━━ Data provided
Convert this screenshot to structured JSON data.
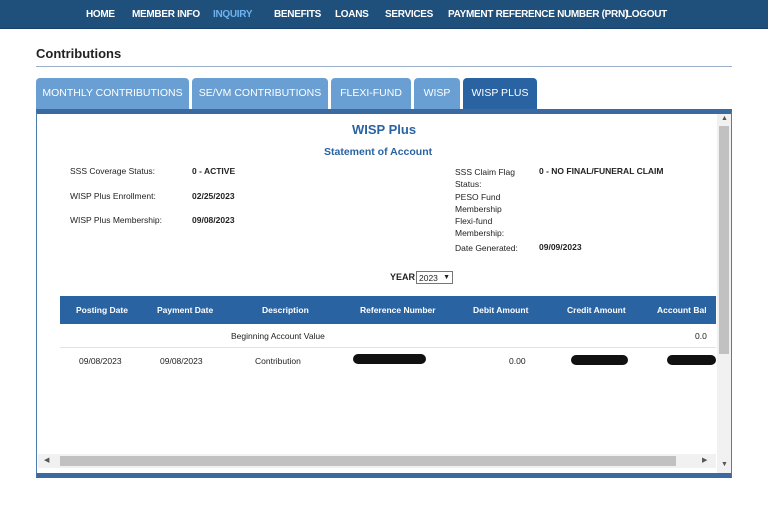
{
  "nav": [
    "HOME",
    "MEMBER INFO",
    "INQUIRY",
    "BENEFITS",
    "LOANS",
    "SERVICES",
    "PAYMENT REFERENCE NUMBER (PRN)",
    "LOGOUT"
  ],
  "nav_active": "INQUIRY",
  "page_title": "Contributions",
  "tabs": [
    "MONTHLY CONTRIBUTIONS",
    "SE/VM CONTRIBUTIONS",
    "FLEXI-FUND",
    "WISP",
    "WISP PLUS"
  ],
  "active_tab": "WISP PLUS",
  "soa": {
    "title": "WISP Plus",
    "subtitle": "Statement of Account",
    "left_fields": [
      {
        "label": "SSS Coverage Status:",
        "value": "0 - ACTIVE"
      },
      {
        "label": "WISP Plus Enrollment:",
        "value": "02/25/2023"
      },
      {
        "label": "WISP Plus Membership:",
        "value": "09/08/2023"
      }
    ],
    "right_fields": {
      "claim_flag_label": "SSS Claim Flag Status:",
      "claim_flag_value": "0 - NO FINAL/FUNERAL CLAIM",
      "peso_label": "PESO Fund Membership",
      "flexi_label": "Flexi-fund Membership:",
      "date_label": "Date Generated:",
      "date_value": "09/09/2023"
    },
    "year_label": "YEAR",
    "year_value": "2023"
  },
  "table": {
    "headers": [
      "Posting Date",
      "Payment Date",
      "Description",
      "Reference Number",
      "Debit Amount",
      "Credit Amount",
      "Account Bal"
    ],
    "beginning": {
      "description": "Beginning Account Value",
      "balance": "0.0"
    },
    "rows": [
      {
        "posting_date": "09/08/2023",
        "payment_date": "09/08/2023",
        "description": "Contribution",
        "debit": "0.00"
      }
    ]
  },
  "colors": {
    "nav_bg": "#1f4f7b",
    "nav_active": "#6fb3ee",
    "tab": "#6a9fd3",
    "tab_active": "#2a63a2",
    "accent": "#2a63a2"
  },
  "icons": {
    "year_dropdown": "chevron-down-icon",
    "scroll": [
      "scroll-left-icon",
      "scroll-right-icon",
      "scroll-up-icon",
      "scroll-down-icon"
    ]
  }
}
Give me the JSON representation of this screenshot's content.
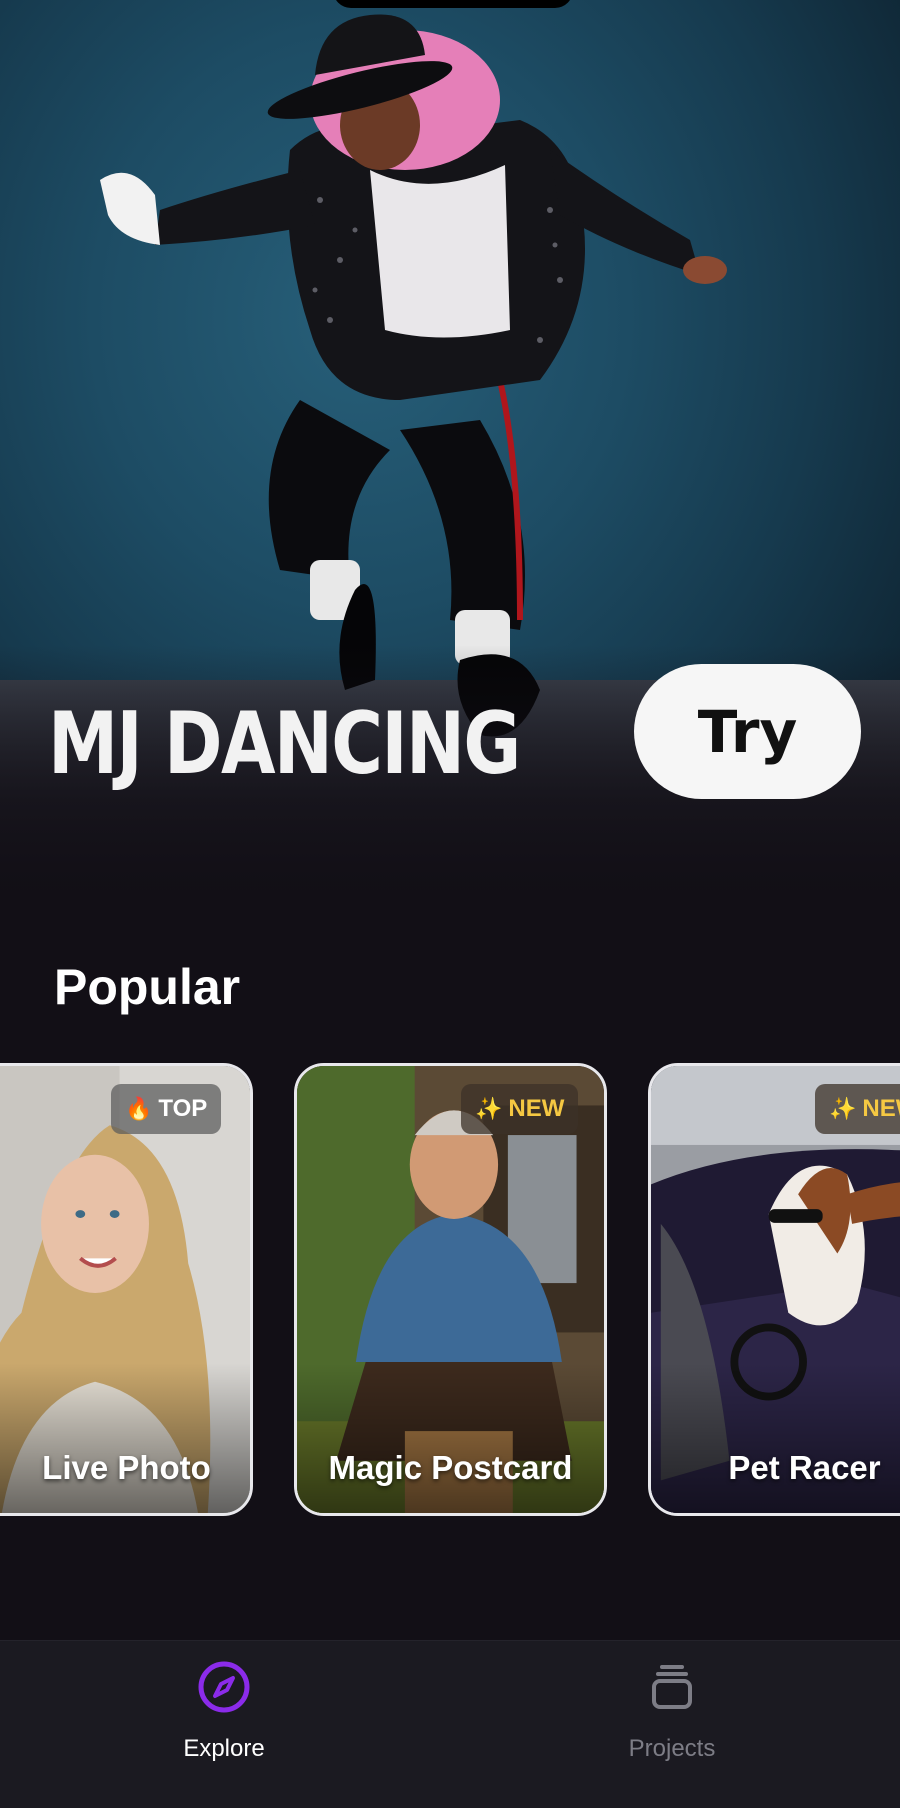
{
  "hero": {
    "title": "MJ DANCING",
    "try_label": "Try"
  },
  "popular": {
    "title": "Popular",
    "cards": [
      {
        "label": "Live Photo",
        "badge": {
          "text": "TOP",
          "icon": "fire-icon",
          "glyph": "🔥"
        }
      },
      {
        "label": "Magic Postcard",
        "badge": {
          "text": "NEW",
          "icon": "sparkles-icon",
          "glyph": "✨"
        }
      },
      {
        "label": "Pet Racer",
        "badge": {
          "text": "NEW",
          "icon": "sparkles-icon",
          "glyph": "✨"
        }
      }
    ]
  },
  "tabbar": {
    "tabs": [
      {
        "label": "Explore",
        "icon": "compass-icon",
        "active": true
      },
      {
        "label": "Projects",
        "icon": "stack-icon",
        "active": false
      }
    ]
  },
  "colors": {
    "background": "#120f16",
    "accent": "#8b2bea",
    "badge_new": "#f5c842",
    "tab_inactive": "#7d7d86"
  }
}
━━━━
• _The exercise_
Retype every record above exactly as written, but leave out the pictures.

• _Answer_
Convert this screenshot to structured JSON data.
{
  "nav": [
    "HOME",
    "MEMBER INFO",
    "INQUIRY",
    "BENEFITS",
    "LOANS",
    "SERVICES",
    "PAYMENT REFERENCE NUMBER (PRN)",
    "LOGOUT"
  ],
  "nav_active": "INQUIRY",
  "page_title": "Contributions",
  "tabs": [
    "MONTHLY CONTRIBUTIONS",
    "SE/VM CONTRIBUTIONS",
    "FLEXI-FUND",
    "WISP",
    "WISP PLUS"
  ],
  "active_tab": "WISP PLUS",
  "soa": {
    "title": "WISP Plus",
    "subtitle": "Statement of Account",
    "left_fields": [
      {
        "label": "SSS Coverage Status:",
        "value": "0 - ACTIVE"
      },
      {
        "label": "WISP Plus Enrollment:",
        "value": "02/25/2023"
      },
      {
        "label": "WISP Plus Membership:",
        "value": "09/08/2023"
      }
    ],
    "right_fields": {
      "claim_flag_label": "SSS Claim Flag Status:",
      "claim_flag_value": "0 - NO FINAL/FUNERAL CLAIM",
      "peso_label": "PESO Fund Membership",
      "flexi_label": "Flexi-fund Membership:",
      "date_label": "Date Generated:",
      "date_value": "09/09/2023"
    },
    "year_label": "YEAR",
    "year_value": "2023"
  },
  "table": {
    "headers": [
      "Posting Date",
      "Payment Date",
      "Description",
      "Reference Number",
      "Debit Amount",
      "Credit Amount",
      "Account Bal"
    ],
    "beginning": {
      "description": "Beginning Account Value",
      "balance": "0.0"
    },
    "rows": [
      {
        "posting_date": "09/08/2023",
        "payment_date": "09/08/2023",
        "description": "Contribution",
        "debit": "0.00"
      }
    ]
  },
  "colors": {
    "nav_bg": "#1f4f7b",
    "nav_active": "#6fb3ee",
    "tab": "#6a9fd3",
    "tab_active": "#2a63a2",
    "accent": "#2a63a2"
  },
  "icons": {
    "year_dropdown": "chevron-down-icon",
    "scroll": [
      "scroll-left-icon",
      "scroll-right-icon",
      "scroll-up-icon",
      "scroll-down-icon"
    ]
  }
}
Give me the JSON representation of this screenshot's content.
{
  "hero": {
    "title": "MJ DANCING",
    "try_label": "Try"
  },
  "popular": {
    "title": "Popular",
    "cards": [
      {
        "label": "Live Photo",
        "badge": {
          "text": "TOP",
          "icon": "fire-icon",
          "glyph": "🔥"
        }
      },
      {
        "label": "Magic Postcard",
        "badge": {
          "text": "NEW",
          "icon": "sparkles-icon",
          "glyph": "✨"
        }
      },
      {
        "label": "Pet Racer",
        "badge": {
          "text": "NEW",
          "icon": "sparkles-icon",
          "glyph": "✨"
        }
      }
    ]
  },
  "tabbar": {
    "tabs": [
      {
        "label": "Explore",
        "icon": "compass-icon",
        "active": true
      },
      {
        "label": "Projects",
        "icon": "stack-icon",
        "active": false
      }
    ]
  },
  "colors": {
    "background": "#120f16",
    "accent": "#8b2bea",
    "badge_new": "#f5c842",
    "tab_inactive": "#7d7d86"
  }
}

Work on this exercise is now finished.